--- TASK PROMPT ---
Reproduce the records below in their entirety, character for character.

--- DATA TO PROCESS ---
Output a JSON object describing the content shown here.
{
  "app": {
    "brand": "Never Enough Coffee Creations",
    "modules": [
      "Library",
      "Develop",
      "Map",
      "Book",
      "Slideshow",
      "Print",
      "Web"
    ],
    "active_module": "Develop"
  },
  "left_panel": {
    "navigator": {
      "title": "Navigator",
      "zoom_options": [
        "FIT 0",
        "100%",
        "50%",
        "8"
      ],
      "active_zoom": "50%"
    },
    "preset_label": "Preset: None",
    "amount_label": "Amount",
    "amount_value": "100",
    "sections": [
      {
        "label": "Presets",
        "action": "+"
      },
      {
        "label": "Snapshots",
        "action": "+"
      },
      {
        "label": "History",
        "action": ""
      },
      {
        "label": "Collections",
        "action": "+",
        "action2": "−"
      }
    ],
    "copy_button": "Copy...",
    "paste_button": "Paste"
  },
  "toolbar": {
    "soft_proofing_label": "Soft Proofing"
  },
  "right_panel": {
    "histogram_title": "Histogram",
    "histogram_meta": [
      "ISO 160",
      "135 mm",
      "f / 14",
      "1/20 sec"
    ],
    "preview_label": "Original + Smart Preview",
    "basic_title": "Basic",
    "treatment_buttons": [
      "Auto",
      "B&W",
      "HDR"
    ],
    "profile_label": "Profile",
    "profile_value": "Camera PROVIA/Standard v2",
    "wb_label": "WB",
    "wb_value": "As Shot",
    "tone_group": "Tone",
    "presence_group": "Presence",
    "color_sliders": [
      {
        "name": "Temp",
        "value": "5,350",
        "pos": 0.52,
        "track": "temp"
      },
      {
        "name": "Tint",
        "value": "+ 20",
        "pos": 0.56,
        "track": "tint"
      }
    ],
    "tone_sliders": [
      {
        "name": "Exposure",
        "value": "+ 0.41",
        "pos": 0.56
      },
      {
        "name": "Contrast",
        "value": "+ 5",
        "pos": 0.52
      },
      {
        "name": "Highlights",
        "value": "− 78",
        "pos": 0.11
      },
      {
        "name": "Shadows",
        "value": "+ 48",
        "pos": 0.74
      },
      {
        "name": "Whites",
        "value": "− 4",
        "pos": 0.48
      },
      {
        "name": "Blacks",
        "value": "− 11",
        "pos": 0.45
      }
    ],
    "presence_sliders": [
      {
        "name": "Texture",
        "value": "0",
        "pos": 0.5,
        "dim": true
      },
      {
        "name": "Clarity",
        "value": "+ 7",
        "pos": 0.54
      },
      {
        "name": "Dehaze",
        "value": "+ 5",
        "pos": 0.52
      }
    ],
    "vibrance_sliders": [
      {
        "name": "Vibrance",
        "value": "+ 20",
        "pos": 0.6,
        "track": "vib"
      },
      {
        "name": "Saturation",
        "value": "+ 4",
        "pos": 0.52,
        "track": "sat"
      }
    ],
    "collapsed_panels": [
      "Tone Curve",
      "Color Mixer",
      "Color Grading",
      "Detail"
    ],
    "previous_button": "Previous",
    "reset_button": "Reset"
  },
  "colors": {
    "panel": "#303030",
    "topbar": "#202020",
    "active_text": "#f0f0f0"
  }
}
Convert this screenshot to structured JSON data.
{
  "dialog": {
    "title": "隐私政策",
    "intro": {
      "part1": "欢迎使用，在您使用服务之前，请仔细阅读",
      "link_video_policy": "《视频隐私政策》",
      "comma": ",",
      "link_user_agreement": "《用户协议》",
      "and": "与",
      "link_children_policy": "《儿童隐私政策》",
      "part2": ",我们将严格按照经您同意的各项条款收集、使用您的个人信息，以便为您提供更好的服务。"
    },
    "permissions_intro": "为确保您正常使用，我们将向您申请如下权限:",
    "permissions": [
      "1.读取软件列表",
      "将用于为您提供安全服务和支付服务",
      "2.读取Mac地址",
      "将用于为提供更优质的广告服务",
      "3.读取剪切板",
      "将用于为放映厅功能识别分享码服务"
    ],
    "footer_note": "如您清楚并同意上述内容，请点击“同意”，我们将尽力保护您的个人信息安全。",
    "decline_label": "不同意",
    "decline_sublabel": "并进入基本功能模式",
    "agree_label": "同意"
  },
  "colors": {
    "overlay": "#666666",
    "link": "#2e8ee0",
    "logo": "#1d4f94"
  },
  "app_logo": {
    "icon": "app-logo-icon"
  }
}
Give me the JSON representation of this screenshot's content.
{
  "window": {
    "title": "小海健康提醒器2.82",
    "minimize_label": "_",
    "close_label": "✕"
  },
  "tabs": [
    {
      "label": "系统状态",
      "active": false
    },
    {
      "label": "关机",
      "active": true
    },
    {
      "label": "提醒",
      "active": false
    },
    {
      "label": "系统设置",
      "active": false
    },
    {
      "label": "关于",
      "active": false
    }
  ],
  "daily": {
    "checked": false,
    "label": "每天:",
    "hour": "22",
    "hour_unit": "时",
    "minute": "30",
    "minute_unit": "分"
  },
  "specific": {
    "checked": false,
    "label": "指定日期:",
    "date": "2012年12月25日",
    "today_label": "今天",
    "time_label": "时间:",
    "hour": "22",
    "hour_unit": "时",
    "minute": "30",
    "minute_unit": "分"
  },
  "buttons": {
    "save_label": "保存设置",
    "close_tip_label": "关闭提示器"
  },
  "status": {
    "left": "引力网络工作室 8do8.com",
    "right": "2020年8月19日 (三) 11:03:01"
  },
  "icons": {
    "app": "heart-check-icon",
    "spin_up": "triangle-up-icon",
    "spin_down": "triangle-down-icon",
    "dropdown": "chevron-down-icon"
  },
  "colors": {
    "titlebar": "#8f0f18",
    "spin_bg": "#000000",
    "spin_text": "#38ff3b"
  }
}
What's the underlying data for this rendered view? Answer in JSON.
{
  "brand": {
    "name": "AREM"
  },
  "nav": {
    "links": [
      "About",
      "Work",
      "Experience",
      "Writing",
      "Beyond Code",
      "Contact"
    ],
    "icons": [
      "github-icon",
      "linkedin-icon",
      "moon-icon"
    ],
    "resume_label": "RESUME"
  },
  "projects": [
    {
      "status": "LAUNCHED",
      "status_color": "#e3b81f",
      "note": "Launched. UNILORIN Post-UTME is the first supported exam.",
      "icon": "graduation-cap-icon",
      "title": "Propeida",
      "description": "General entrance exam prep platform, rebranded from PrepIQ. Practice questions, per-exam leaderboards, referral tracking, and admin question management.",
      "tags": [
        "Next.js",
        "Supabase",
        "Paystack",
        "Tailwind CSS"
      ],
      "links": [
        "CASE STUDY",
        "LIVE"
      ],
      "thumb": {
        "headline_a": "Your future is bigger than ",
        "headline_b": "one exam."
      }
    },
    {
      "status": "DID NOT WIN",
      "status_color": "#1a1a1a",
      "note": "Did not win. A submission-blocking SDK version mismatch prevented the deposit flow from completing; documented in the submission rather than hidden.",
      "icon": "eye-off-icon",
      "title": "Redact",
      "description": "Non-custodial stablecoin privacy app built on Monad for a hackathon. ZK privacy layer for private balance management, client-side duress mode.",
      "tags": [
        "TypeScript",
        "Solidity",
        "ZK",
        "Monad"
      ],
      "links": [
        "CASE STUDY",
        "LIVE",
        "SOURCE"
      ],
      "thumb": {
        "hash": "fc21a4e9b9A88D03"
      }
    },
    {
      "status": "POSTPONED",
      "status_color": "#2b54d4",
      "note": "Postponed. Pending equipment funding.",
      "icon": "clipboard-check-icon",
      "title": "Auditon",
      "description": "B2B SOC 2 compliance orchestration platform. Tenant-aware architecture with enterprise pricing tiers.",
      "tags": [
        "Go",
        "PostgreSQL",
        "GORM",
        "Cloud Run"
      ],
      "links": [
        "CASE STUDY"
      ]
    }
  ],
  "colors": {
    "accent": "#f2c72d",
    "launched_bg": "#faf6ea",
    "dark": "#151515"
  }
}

--- ANSWER TO THE TASK ---
Output a JSON object describing the content shown here.
{
  "app": {
    "brand": "Never Enough Coffee Creations",
    "modules": [
      "Library",
      "Develop",
      "Map",
      "Book",
      "Slideshow",
      "Print",
      "Web"
    ],
    "active_module": "Develop"
  },
  "left_panel": {
    "navigator": {
      "title": "Navigator",
      "zoom_options": [
        "FIT 0",
        "100%",
        "50%",
        "8"
      ],
      "active_zoom": "50%"
    },
    "preset_label": "Preset: None",
    "amount_label": "Amount",
    "amount_value": "100",
    "sections": [
      {
        "label": "Presets",
        "action": "+"
      },
      {
        "label": "Snapshots",
        "action": "+"
      },
      {
        "label": "History",
        "action": ""
      },
      {
        "label": "Collections",
        "action": "+",
        "action2": "−"
      }
    ],
    "copy_button": "Copy...",
    "paste_button": "Paste"
  },
  "toolbar": {
    "soft_proofing_label": "Soft Proofing"
  },
  "right_panel": {
    "histogram_title": "Histogram",
    "histogram_meta": [
      "ISO 160",
      "135 mm",
      "f / 14",
      "1/20 sec"
    ],
    "preview_label": "Original + Smart Preview",
    "basic_title": "Basic",
    "treatment_buttons": [
      "Auto",
      "B&W",
      "HDR"
    ],
    "profile_label": "Profile",
    "profile_value": "Camera PROVIA/Standard v2",
    "wb_label": "WB",
    "wb_value": "As Shot",
    "tone_group": "Tone",
    "presence_group": "Presence",
    "color_sliders": [
      {
        "name": "Temp",
        "value": "5,350",
        "pos": 0.52,
        "track": "temp"
      },
      {
        "name": "Tint",
        "value": "+ 20",
        "pos": 0.56,
        "track": "tint"
      }
    ],
    "tone_sliders": [
      {
        "name": "Exposure",
        "value": "+ 0.41",
        "pos": 0.56
      },
      {
        "name": "Contrast",
        "value": "+ 5",
        "pos": 0.52
      },
      {
        "name": "Highlights",
        "value": "− 78",
        "pos": 0.11
      },
      {
        "name": "Shadows",
        "value": "+ 48",
        "pos": 0.74
      },
      {
        "name": "Whites",
        "value": "− 4",
        "pos": 0.48
      },
      {
        "name": "Blacks",
        "value": "− 11",
        "pos": 0.45
      }
    ],
    "presence_sliders": [
      {
        "name": "Texture",
        "value": "0",
        "pos": 0.5,
        "dim": true
      },
      {
        "name": "Clarity",
        "value": "+ 7",
        "pos": 0.54
      },
      {
        "name": "Dehaze",
        "value": "+ 5",
        "pos": 0.52
      }
    ],
    "vibrance_sliders": [
      {
        "name": "Vibrance",
        "value": "+ 20",
        "pos": 0.6,
        "track": "vib"
      },
      {
        "name": "Saturation",
        "value": "+ 4",
        "pos": 0.52,
        "track": "sat"
      }
    ],
    "collapsed_panels": [
      "Tone Curve",
      "Color Mixer",
      "Color Grading",
      "Detail"
    ],
    "previous_button": "Previous",
    "reset_button": "Reset"
  },
  "colors": {
    "panel": "#303030",
    "topbar": "#202020",
    "active_text": "#f0f0f0"
  }
}
Convert this screenshot to structured JSON data.
{
  "dialog": {
    "title": "隐私政策",
    "intro": {
      "part1": "欢迎使用，在您使用服务之前，请仔细阅读",
      "link_video_policy": "《视频隐私政策》",
      "comma": ",",
      "link_user_agreement": "《用户协议》",
      "and": "与",
      "link_children_policy": "《儿童隐私政策》",
      "part2": ",我们将严格按照经您同意的各项条款收集、使用您的个人信息，以便为您提供更好的服务。"
    },
    "permissions_intro": "为确保您正常使用，我们将向您申请如下权限:",
    "permissions": [
      "1.读取软件列表",
      "将用于为您提供安全服务和支付服务",
      "2.读取Mac地址",
      "将用于为提供更优质的广告服务",
      "3.读取剪切板",
      "将用于为放映厅功能识别分享码服务"
    ],
    "footer_note": "如您清楚并同意上述内容，请点击“同意”，我们将尽力保护您的个人信息安全。",
    "decline_label": "不同意",
    "decline_sublabel": "并进入基本功能模式",
    "agree_label": "同意"
  },
  "colors": {
    "overlay": "#666666",
    "link": "#2e8ee0",
    "logo": "#1d4f94"
  },
  "app_logo": {
    "icon": "app-logo-icon"
  }
}
Give me the JSON representation of this screenshot's content.
{
  "window": {
    "title": "小海健康提醒器2.82",
    "minimize_label": "_",
    "close_label": "✕"
  },
  "tabs": [
    {
      "label": "系统状态",
      "active": false
    },
    {
      "label": "关机",
      "active": true
    },
    {
      "label": "提醒",
      "active": false
    },
    {
      "label": "系统设置",
      "active": false
    },
    {
      "label": "关于",
      "active": false
    }
  ],
  "daily": {
    "checked": false,
    "label": "每天:",
    "hour": "22",
    "hour_unit": "时",
    "minute": "30",
    "minute_unit": "分"
  },
  "specific": {
    "checked": false,
    "label": "指定日期:",
    "date": "2012年12月25日",
    "today_label": "今天",
    "time_label": "时间:",
    "hour": "22",
    "hour_unit": "时",
    "minute": "30",
    "minute_unit": "分"
  },
  "buttons": {
    "save_label": "保存设置",
    "close_tip_label": "关闭提示器"
  },
  "status": {
    "left": "引力网络工作室 8do8.com",
    "right": "2020年8月19日 (三) 11:03:01"
  },
  "icons": {
    "app": "heart-check-icon",
    "spin_up": "triangle-up-icon",
    "spin_down": "triangle-down-icon",
    "dropdown": "chevron-down-icon"
  },
  "colors": {
    "titlebar": "#8f0f18",
    "spin_bg": "#000000",
    "spin_text": "#38ff3b"
  }
}
What's the underlying data for this rendered view? Answer in JSON.
{
  "brand": {
    "name": "AREM"
  },
  "nav": {
    "links": [
      "About",
      "Work",
      "Experience",
      "Writing",
      "Beyond Code",
      "Contact"
    ],
    "icons": [
      "github-icon",
      "linkedin-icon",
      "moon-icon"
    ],
    "resume_label": "RESUME"
  },
  "projects": [
    {
      "status": "LAUNCHED",
      "status_color": "#e3b81f",
      "note": "Launched. UNILORIN Post-UTME is the first supported exam.",
      "icon": "graduation-cap-icon",
      "title": "Propeida",
      "description": "General entrance exam prep platform, rebranded from PrepIQ. Practice questions, per-exam leaderboards, referral tracking, and admin question management.",
      "tags": [
        "Next.js",
        "Supabase",
        "Paystack",
        "Tailwind CSS"
      ],
      "links": [
        "CASE STUDY",
        "LIVE"
      ],
      "thumb": {
        "headline_a": "Your future is bigger than ",
        "headline_b": "one exam."
      }
    },
    {
      "status": "DID NOT WIN",
      "status_color": "#1a1a1a",
      "note": "Did not win. A submission-blocking SDK version mismatch prevented the deposit flow from completing; documented in the submission rather than hidden.",
      "icon": "eye-off-icon",
      "title": "Redact",
      "description": "Non-custodial stablecoin privacy app built on Monad for a hackathon. ZK privacy layer for private balance management, client-side duress mode.",
      "tags": [
        "TypeScript",
        "Solidity",
        "ZK",
        "Monad"
      ],
      "links": [
        "CASE STUDY",
        "LIVE",
        "SOURCE"
      ],
      "thumb": {
        "hash": "fc21a4e9b9A88D03"
      }
    },
    {
      "status": "POSTPONED",
      "status_color": "#2b54d4",
      "note": "Postponed. Pending equipment funding.",
      "icon": "clipboard-check-icon",
      "title": "Auditon",
      "description": "B2B SOC 2 compliance orchestration platform. Tenant-aware architecture with enterprise pricing tiers.",
      "tags": [
        "Go",
        "PostgreSQL",
        "GORM",
        "Cloud Run"
      ],
      "links": [
        "CASE STUDY"
      ]
    }
  ],
  "colors": {
    "accent": "#f2c72d",
    "launched_bg": "#faf6ea",
    "dark": "#151515"
  }
}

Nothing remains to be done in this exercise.